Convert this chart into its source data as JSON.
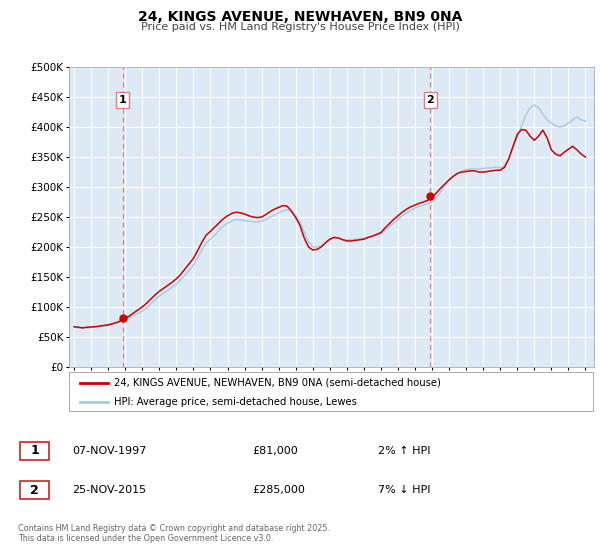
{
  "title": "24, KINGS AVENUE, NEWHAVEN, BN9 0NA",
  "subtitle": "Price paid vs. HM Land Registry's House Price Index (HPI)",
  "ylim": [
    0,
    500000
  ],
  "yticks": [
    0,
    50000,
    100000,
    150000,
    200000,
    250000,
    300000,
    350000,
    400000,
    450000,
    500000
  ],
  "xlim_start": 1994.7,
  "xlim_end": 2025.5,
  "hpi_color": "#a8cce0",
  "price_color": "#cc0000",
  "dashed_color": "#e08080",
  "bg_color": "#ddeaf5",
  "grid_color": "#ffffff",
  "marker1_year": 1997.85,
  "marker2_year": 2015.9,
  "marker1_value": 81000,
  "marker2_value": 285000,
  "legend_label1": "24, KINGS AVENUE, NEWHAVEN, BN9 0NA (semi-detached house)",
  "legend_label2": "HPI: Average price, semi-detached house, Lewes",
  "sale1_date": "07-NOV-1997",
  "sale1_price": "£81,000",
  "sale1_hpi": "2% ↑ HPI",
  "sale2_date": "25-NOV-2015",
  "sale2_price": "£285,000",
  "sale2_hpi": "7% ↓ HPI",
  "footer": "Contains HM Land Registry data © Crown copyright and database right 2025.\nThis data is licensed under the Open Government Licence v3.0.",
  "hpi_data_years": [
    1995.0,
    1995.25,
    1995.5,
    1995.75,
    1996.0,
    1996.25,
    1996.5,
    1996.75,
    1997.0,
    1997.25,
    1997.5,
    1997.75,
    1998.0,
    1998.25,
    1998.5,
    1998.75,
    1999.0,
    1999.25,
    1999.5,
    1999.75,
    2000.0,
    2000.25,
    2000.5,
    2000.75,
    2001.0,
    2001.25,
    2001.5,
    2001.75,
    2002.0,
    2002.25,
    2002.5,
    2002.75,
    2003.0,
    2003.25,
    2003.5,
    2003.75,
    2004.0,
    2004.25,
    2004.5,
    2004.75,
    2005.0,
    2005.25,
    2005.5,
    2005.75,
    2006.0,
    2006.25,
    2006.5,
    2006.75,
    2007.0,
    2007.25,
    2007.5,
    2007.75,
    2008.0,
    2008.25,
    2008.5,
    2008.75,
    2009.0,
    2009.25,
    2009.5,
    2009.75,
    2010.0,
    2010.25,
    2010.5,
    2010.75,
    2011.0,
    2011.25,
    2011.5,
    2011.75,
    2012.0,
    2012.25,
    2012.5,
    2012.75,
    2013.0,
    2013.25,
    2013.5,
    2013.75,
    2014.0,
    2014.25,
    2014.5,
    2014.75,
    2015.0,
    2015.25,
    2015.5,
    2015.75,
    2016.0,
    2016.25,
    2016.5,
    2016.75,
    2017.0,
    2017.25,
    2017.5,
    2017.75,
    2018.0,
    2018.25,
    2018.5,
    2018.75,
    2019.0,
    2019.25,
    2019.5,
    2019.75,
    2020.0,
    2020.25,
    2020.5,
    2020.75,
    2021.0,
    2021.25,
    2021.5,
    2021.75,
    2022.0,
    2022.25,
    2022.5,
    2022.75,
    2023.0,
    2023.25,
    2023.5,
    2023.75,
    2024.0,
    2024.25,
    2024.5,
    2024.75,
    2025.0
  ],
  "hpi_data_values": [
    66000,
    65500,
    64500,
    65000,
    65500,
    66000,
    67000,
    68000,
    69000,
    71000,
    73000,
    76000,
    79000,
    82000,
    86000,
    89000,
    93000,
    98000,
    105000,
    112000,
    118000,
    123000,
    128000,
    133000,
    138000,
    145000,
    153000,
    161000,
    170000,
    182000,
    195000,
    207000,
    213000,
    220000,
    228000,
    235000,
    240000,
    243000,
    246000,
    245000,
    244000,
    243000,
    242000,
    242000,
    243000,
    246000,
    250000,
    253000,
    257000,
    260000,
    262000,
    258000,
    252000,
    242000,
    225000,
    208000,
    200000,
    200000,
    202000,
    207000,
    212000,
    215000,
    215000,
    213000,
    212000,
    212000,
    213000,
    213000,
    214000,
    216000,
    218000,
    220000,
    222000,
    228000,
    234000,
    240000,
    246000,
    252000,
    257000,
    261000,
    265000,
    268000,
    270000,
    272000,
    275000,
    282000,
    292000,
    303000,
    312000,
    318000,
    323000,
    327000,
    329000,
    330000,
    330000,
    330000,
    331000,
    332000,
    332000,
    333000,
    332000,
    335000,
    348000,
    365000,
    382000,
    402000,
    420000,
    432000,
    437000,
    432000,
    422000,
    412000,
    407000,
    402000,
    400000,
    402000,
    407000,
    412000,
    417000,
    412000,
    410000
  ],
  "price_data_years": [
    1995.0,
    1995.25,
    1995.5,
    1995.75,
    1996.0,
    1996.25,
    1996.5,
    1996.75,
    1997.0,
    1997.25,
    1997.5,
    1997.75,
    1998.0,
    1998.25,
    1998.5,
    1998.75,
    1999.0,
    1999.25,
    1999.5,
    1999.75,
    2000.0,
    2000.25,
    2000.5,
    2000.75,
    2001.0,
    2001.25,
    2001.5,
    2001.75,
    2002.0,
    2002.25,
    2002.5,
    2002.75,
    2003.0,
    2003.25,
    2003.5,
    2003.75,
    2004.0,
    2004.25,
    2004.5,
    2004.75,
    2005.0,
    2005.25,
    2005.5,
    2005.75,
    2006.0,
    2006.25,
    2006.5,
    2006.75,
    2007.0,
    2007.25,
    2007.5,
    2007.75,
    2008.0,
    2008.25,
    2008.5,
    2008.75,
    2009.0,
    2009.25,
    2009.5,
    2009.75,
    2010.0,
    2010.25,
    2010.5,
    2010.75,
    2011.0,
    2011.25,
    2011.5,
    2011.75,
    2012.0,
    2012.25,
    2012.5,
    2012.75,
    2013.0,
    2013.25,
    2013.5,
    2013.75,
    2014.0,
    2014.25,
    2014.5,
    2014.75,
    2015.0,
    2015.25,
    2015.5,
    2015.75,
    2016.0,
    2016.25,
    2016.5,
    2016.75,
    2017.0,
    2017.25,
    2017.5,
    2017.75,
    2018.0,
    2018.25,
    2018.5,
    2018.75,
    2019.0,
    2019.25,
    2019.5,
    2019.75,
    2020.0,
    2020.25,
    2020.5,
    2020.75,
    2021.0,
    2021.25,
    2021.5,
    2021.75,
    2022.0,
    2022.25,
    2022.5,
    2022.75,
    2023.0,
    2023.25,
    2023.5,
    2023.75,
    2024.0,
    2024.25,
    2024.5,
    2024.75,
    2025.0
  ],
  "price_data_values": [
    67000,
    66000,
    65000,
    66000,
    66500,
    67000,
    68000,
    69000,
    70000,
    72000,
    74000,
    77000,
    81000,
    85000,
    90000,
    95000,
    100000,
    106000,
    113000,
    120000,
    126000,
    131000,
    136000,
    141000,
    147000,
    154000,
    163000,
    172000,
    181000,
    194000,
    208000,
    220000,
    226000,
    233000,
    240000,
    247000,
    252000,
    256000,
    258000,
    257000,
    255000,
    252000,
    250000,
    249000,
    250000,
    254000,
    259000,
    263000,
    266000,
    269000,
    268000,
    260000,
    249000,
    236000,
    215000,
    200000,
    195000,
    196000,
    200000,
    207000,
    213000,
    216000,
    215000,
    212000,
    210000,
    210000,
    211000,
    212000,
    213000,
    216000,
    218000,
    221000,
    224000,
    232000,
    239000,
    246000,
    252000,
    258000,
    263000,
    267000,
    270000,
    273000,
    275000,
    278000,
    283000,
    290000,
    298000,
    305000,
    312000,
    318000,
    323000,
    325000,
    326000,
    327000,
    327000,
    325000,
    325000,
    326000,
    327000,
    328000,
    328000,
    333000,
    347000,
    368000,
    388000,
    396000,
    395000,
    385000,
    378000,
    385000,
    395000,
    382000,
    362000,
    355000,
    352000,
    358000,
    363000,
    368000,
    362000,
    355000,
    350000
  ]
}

## STATED EXERCISE
Copy every single line of the material above that holds "AVENUE".

## RIGHT ANSWER
  "title": "24, KINGS AVENUE, NEWHAVEN, BN9 0NA",
  "legend_label1": "24, KINGS AVENUE, NEWHAVEN, BN9 0NA (semi-detached house)",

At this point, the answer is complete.